**Records to process:**
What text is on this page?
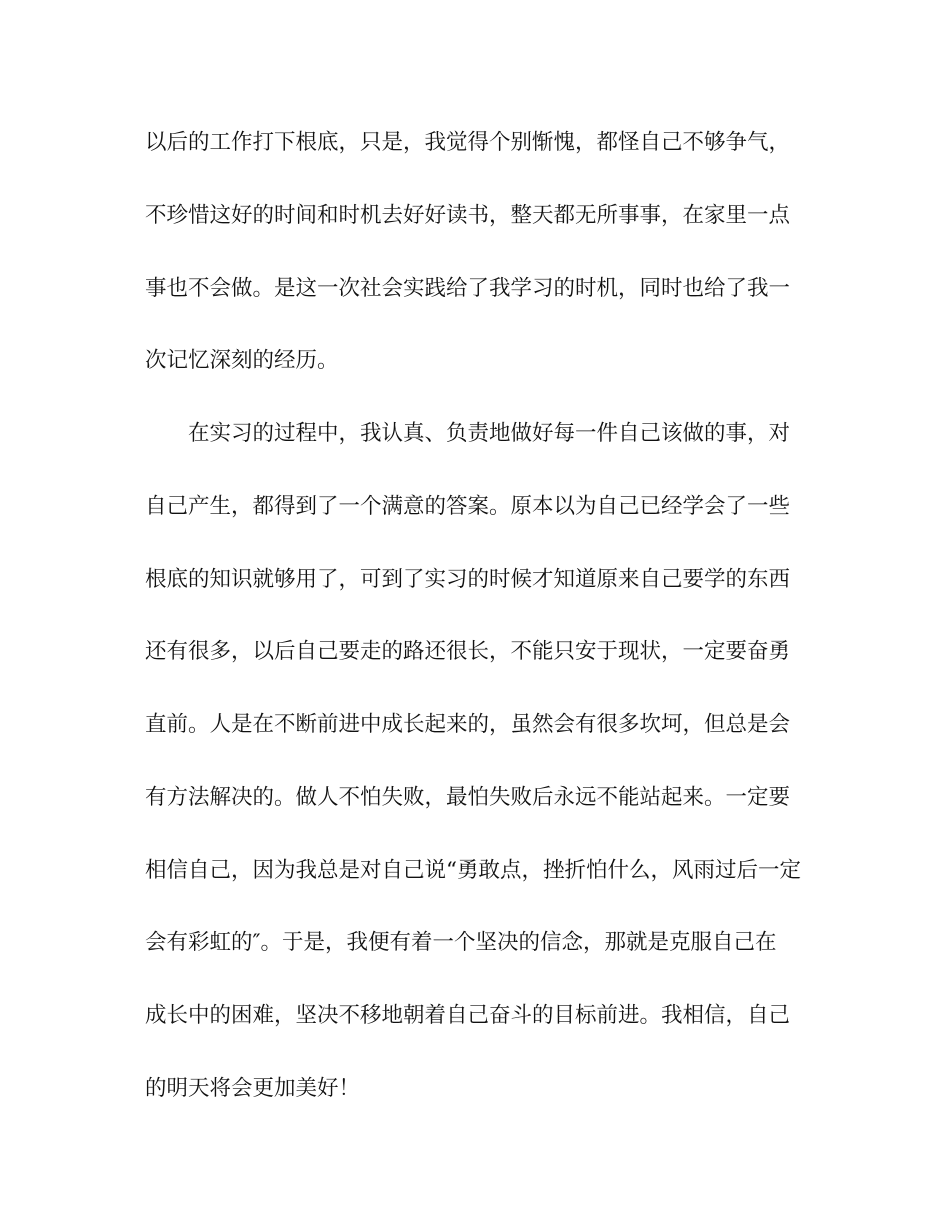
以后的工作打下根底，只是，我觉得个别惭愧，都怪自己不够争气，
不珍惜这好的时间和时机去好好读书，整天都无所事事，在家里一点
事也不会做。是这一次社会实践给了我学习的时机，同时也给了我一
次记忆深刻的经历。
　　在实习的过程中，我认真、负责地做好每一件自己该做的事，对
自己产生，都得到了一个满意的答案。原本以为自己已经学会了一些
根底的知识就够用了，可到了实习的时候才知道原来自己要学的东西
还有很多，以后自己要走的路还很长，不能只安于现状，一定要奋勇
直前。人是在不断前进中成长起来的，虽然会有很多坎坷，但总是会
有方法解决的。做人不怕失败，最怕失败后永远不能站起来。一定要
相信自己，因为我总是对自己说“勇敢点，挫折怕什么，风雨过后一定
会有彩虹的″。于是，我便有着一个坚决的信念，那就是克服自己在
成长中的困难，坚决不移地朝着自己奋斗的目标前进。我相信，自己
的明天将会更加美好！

...

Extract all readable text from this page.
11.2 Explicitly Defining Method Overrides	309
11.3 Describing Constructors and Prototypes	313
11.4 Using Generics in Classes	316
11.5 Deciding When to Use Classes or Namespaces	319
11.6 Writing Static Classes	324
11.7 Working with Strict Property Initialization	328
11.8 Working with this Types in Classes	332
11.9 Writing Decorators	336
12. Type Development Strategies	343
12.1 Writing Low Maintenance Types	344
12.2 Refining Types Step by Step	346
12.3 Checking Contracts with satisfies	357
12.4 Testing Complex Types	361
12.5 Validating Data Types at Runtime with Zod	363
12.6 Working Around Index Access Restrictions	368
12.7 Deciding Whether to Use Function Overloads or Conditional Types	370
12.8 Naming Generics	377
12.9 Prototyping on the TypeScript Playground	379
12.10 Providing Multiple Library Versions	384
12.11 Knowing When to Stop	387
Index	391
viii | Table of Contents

...

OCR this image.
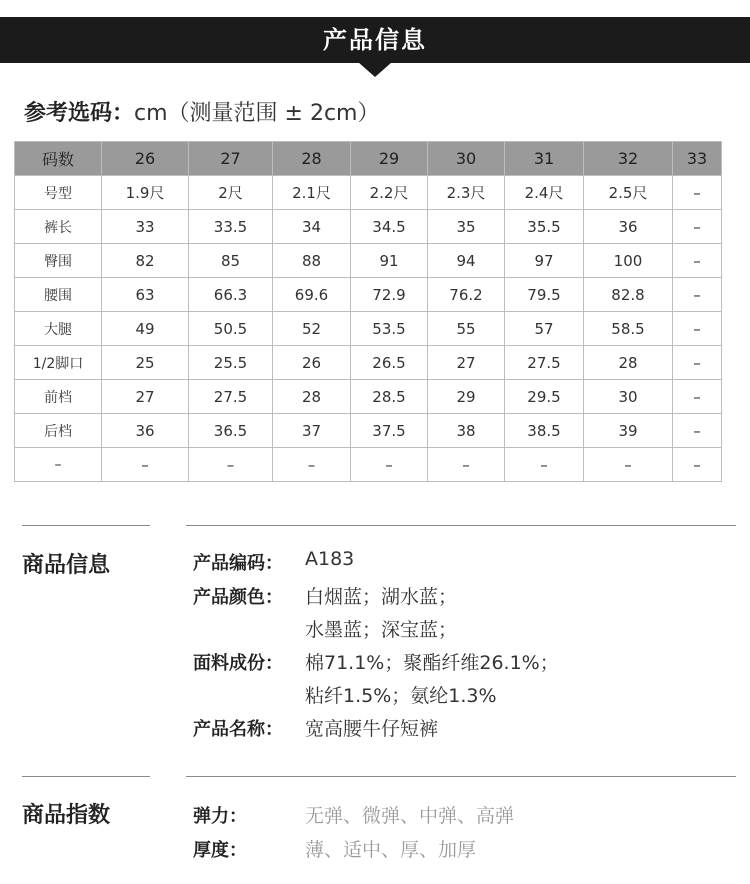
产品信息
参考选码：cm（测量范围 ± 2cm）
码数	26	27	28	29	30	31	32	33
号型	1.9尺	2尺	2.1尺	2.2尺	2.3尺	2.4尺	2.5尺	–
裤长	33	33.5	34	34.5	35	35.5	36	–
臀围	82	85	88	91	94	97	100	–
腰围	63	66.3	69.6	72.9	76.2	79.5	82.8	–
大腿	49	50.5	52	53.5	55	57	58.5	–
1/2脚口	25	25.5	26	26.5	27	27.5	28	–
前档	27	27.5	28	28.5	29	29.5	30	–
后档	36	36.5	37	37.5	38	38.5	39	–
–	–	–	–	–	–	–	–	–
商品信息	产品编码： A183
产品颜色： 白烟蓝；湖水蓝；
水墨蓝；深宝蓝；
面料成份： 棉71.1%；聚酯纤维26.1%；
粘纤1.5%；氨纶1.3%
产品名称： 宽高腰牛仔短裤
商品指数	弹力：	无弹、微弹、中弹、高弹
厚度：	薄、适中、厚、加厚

**Your goal:**
Count how many lines above carry the word "text". Only the number is required.

**Problem solution:**
2